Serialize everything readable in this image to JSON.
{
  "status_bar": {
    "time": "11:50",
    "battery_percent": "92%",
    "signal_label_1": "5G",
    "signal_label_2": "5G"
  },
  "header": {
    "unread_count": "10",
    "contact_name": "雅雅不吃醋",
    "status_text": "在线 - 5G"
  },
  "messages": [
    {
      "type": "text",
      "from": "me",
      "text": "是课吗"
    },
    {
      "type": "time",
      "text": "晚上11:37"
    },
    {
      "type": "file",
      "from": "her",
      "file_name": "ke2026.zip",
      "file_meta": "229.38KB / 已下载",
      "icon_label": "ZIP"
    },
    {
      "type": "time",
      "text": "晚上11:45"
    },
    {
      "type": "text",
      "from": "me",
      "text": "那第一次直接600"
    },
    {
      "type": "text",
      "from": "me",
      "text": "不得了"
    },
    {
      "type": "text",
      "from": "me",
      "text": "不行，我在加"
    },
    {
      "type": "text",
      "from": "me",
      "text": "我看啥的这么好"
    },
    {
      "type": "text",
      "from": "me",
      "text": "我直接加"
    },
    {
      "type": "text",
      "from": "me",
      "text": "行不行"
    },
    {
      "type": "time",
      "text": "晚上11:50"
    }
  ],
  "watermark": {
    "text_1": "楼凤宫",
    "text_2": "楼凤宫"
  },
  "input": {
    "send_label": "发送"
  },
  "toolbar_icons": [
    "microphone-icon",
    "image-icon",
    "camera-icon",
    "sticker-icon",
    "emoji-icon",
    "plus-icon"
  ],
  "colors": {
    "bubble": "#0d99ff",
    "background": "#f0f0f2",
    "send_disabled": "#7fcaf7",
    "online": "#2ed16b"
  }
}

== == ==

Exercise objective: All of the records must be retyped exactly as they are.

Result of the exercise:
Serialize everything readable in this image to JSON.
{
  "status_bar": {
    "time": "11:50",
    "battery_percent": "92%",
    "signal_label_1": "5G",
    "signal_label_2": "5G"
  },
  "header": {
    "unread_count": "10",
    "contact_name": "雅雅不吃醋",
    "status_text": "在线 - 5G"
  },
  "messages": [
    {
      "type": "text",
      "from": "me",
      "text": "是课吗"
    },
    {
      "type": "time",
      "text": "晚上11:37"
    },
    {
      "type": "file",
      "from": "her",
      "file_name": "ke2026.zip",
      "file_meta": "229.38KB / 已下载",
      "icon_label": "ZIP"
    },
    {
      "type": "time",
      "text": "晚上11:45"
    },
    {
      "type": "text",
      "from": "me",
      "text": "那第一次直接600"
    },
    {
      "type": "text",
      "from": "me",
      "text": "不得了"
    },
    {
      "type": "text",
      "from": "me",
      "text": "不行，我在加"
    },
    {
      "type": "text",
      "from": "me",
      "text": "我看啥的这么好"
    },
    {
      "type": "text",
      "from": "me",
      "text": "我直接加"
    },
    {
      "type": "text",
      "from": "me",
      "text": "行不行"
    },
    {
      "type": "time",
      "text": "晚上11:50"
    }
  ],
  "watermark": {
    "text_1": "楼凤宫",
    "text_2": "楼凤宫"
  },
  "input": {
    "send_label": "发送"
  },
  "toolbar_icons": [
    "microphone-icon",
    "image-icon",
    "camera-icon",
    "sticker-icon",
    "emoji-icon",
    "plus-icon"
  ],
  "colors": {
    "bubble": "#0d99ff",
    "background": "#f0f0f2",
    "send_disabled": "#7fcaf7",
    "online": "#2ed16b"
  }
}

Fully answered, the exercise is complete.